[CHALLENGE]
Your task is to transcribe the data in full.
----- MATERIALS PROVIDED -----
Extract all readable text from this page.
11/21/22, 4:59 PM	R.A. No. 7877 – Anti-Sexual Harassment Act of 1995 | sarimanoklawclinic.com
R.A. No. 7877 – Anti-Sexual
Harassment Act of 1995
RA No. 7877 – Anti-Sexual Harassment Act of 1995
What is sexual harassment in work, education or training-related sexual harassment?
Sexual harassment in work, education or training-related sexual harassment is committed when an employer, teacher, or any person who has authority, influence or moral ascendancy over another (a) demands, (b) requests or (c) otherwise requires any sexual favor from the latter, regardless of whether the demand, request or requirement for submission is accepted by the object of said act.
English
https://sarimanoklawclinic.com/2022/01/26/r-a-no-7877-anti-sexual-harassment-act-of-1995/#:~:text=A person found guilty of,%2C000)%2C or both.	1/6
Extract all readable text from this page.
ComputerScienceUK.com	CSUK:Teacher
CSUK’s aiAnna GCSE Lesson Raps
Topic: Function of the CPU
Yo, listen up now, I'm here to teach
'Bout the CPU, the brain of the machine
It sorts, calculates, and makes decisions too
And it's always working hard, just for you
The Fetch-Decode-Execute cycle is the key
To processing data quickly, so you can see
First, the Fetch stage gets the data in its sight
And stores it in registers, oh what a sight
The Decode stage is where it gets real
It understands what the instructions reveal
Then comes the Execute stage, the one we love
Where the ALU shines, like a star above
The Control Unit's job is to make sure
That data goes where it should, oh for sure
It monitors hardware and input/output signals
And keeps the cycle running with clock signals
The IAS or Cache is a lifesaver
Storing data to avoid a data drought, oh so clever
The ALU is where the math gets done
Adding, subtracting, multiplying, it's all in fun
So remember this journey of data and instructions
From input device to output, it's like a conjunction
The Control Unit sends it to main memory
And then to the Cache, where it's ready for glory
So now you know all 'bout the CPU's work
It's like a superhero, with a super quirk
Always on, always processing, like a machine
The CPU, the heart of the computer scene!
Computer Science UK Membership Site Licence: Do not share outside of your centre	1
-----
[REPLY]
Extract all readable text from this page.
11/21/22, 4:59 PM	R.A. No. 7877 – Anti-Sexual Harassment Act of 1995 | sarimanoklawclinic.com
R.A. No. 7877 – Anti-Sexual
Harassment Act of 1995
RA No. 7877 – Anti-Sexual Harassment Act of 1995
What is sexual harassment in work, education or training-related sexual harassment?
Sexual harassment in work, education or training-related sexual harassment is committed when an employer, teacher, or any person who has authority, influence or moral ascendancy over another (a) demands, (b) requests or (c) otherwise requires any sexual favor from the latter, regardless of whether the demand, request or requirement for submission is accepted by the object of said act.
English
https://sarimanoklawclinic.com/2022/01/26/r-a-no-7877-anti-sexual-harassment-act-of-1995/#:~:text=A person found guilty of,%2C000)%2C or both.	1/6
Extract all readable text from this page.
ComputerScienceUK.com	CSUK:Teacher
CSUK’s aiAnna GCSE Lesson Raps
Topic: Function of the CPU
Yo, listen up now, I'm here to teach
'Bout the CPU, the brain of the machine
It sorts, calculates, and makes decisions too
And it's always working hard, just for you
The Fetch-Decode-Execute cycle is the key
To processing data quickly, so you can see
First, the Fetch stage gets the data in its sight
And stores it in registers, oh what a sight
The Decode stage is where it gets real
It understands what the instructions reveal
Then comes the Execute stage, the one we love
Where the ALU shines, like a star above
The Control Unit's job is to make sure
That data goes where it should, oh for sure
It monitors hardware and input/output signals
And keeps the cycle running with clock signals
The IAS or Cache is a lifesaver
Storing data to avoid a data drought, oh so clever
The ALU is where the math gets done
Adding, subtracting, multiplying, it's all in fun
So remember this journey of data and instructions
From input device to output, it's like a conjunction
The Control Unit sends it to main memory
And then to the Cache, where it's ready for glory
So now you know all 'bout the CPU's work
It's like a superhero, with a super quirk
Always on, always processing, like a machine
The CPU, the heart of the computer scene!
Computer Science UK Membership Site Licence: Do not share outside of your centre	1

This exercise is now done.